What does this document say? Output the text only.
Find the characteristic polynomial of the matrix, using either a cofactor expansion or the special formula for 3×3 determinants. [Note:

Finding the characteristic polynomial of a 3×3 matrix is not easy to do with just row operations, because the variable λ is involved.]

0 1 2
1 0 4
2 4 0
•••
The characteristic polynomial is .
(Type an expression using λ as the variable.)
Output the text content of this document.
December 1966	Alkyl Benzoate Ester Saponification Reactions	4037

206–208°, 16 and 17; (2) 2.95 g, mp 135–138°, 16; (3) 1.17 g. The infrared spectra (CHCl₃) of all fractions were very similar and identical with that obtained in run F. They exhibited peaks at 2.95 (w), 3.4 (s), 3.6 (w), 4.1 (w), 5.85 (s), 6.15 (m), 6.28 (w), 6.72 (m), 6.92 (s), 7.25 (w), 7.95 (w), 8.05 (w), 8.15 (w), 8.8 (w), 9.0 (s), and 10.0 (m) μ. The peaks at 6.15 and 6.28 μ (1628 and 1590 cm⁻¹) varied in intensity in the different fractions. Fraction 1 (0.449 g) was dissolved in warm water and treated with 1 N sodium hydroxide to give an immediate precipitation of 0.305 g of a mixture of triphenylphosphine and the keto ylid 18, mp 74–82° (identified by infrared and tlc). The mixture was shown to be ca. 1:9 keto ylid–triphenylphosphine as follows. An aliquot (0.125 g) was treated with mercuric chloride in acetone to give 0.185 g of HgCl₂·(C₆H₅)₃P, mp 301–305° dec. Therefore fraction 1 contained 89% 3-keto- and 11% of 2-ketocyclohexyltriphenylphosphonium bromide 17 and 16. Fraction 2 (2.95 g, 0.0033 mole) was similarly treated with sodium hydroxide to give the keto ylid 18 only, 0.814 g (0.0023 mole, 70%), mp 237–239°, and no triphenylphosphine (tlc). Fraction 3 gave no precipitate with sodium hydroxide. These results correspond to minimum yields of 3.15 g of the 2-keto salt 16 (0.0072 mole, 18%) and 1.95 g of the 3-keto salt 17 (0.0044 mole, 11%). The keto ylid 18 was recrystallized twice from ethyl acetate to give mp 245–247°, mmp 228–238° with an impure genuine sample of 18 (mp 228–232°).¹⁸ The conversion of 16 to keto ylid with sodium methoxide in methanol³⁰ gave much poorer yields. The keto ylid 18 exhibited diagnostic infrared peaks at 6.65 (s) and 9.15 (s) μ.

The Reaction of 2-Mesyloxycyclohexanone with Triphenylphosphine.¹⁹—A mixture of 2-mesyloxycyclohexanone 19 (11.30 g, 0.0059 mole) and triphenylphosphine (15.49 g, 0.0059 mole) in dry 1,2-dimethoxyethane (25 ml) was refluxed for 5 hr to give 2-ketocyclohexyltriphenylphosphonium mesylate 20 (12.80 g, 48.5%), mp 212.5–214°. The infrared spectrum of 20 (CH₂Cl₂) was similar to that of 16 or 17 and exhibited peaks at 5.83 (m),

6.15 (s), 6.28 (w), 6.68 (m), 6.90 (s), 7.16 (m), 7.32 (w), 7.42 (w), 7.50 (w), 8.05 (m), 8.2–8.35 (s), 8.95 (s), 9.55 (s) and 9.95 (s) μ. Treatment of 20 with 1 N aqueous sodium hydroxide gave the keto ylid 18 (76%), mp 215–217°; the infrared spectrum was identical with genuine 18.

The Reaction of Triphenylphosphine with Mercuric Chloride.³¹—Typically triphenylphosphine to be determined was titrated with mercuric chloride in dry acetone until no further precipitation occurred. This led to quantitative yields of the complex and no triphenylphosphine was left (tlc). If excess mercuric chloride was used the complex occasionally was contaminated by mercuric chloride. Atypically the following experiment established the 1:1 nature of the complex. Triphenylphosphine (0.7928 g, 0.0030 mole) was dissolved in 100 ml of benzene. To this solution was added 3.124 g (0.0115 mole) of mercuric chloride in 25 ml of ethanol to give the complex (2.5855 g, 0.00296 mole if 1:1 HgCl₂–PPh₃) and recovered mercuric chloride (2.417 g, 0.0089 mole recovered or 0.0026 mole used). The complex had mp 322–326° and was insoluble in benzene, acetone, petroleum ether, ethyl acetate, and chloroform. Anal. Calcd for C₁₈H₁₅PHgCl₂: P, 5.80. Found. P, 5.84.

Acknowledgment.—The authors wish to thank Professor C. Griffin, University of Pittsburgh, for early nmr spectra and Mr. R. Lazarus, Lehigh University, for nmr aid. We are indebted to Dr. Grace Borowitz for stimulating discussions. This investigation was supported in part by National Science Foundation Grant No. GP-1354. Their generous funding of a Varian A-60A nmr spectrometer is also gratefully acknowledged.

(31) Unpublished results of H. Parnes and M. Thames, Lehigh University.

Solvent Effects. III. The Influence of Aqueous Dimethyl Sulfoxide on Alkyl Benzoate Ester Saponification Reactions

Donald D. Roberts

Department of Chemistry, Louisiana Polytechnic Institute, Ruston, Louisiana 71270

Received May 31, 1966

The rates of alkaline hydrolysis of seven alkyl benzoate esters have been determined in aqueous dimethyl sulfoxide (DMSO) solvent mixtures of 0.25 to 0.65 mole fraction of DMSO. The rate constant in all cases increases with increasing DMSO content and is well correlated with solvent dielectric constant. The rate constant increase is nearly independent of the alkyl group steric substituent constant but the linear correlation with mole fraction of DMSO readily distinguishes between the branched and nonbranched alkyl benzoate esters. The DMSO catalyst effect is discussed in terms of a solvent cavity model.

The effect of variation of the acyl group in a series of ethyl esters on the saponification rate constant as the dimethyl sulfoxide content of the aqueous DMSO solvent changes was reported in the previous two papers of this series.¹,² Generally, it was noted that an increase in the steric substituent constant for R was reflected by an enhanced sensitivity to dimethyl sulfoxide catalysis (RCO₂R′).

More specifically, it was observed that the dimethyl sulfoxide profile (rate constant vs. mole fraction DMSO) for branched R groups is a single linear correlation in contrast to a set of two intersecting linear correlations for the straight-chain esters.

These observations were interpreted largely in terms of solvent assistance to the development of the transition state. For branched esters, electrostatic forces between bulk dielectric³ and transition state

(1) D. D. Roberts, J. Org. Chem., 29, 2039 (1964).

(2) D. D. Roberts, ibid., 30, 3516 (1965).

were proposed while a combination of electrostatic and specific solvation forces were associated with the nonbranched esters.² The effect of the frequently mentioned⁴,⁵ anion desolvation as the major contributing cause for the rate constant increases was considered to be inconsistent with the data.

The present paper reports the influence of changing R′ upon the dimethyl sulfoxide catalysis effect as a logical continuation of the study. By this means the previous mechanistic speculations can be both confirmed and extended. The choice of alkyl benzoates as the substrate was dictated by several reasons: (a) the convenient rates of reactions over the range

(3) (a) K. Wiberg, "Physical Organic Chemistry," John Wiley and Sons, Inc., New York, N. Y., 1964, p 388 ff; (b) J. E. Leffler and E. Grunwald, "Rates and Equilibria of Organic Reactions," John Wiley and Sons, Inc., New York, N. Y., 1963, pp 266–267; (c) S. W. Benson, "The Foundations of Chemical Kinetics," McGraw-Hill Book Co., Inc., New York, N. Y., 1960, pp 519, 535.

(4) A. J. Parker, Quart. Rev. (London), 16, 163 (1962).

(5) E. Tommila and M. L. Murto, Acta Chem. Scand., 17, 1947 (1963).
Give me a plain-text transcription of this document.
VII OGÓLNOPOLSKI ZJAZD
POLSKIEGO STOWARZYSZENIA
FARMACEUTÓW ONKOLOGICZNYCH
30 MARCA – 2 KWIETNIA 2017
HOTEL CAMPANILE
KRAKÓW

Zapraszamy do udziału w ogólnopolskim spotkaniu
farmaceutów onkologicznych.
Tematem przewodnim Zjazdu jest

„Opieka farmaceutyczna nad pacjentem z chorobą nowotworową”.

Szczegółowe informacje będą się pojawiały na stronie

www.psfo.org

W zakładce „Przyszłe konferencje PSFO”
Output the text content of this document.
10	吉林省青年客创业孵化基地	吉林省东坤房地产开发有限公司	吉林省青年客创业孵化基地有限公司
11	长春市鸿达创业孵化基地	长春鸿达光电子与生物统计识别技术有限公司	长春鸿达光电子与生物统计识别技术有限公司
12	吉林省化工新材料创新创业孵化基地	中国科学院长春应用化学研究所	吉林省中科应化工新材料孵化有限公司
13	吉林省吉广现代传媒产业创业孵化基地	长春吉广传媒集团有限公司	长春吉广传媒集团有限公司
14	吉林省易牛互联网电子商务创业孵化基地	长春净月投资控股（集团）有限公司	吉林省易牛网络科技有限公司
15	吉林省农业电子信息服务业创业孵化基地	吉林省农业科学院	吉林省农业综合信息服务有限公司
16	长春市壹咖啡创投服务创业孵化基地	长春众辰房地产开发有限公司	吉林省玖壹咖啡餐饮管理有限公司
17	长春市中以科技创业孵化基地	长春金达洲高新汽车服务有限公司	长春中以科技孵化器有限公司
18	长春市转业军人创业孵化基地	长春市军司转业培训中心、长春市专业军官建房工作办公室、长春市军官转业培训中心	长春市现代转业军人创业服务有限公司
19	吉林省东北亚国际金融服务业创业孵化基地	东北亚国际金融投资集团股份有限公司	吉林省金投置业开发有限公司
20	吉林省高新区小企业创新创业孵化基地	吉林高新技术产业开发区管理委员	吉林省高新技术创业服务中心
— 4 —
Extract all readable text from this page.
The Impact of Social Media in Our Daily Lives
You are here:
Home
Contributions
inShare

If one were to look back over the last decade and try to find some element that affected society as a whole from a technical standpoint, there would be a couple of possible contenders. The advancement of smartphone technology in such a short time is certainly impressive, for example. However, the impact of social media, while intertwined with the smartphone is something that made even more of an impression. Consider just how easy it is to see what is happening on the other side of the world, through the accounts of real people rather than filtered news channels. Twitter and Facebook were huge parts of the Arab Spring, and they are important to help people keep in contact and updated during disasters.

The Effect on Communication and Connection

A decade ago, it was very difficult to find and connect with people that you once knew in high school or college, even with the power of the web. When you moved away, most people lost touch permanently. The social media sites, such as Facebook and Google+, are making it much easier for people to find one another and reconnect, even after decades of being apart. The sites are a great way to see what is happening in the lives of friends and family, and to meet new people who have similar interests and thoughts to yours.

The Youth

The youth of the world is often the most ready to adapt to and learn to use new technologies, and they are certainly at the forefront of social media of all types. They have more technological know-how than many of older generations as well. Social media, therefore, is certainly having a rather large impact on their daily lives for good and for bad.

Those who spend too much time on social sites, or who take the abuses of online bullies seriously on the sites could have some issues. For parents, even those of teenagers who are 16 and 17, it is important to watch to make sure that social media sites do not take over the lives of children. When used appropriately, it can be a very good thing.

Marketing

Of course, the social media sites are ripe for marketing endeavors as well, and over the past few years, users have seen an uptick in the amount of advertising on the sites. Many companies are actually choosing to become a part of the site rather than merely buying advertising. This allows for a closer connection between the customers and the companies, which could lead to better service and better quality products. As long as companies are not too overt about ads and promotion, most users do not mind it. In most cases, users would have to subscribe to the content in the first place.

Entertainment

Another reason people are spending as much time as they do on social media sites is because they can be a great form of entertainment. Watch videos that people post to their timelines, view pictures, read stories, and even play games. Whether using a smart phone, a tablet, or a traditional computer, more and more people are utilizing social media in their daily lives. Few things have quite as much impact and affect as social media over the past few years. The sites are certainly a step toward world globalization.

● Your objective
Scan the listing above. Gather each line that contains the word "good".

● Task answer
The youth of the world is often the most ready to adapt to and learn to use new technologies, and they are certainly at the forefront of social media of all types. They have more technological know-how than many of older generations as well. Social media, therefore, is certainly having a rather large impact on their daily lives for good and for bad.
Those who spend too much time on social sites, or who take the abuses of online bullies seriously on the sites could have some issues. For parents, even those of teenagers who are 16 and 17, it is important to watch to make sure that social media sites do not take over the lives of children. When used appropriately, it can be a very good thing.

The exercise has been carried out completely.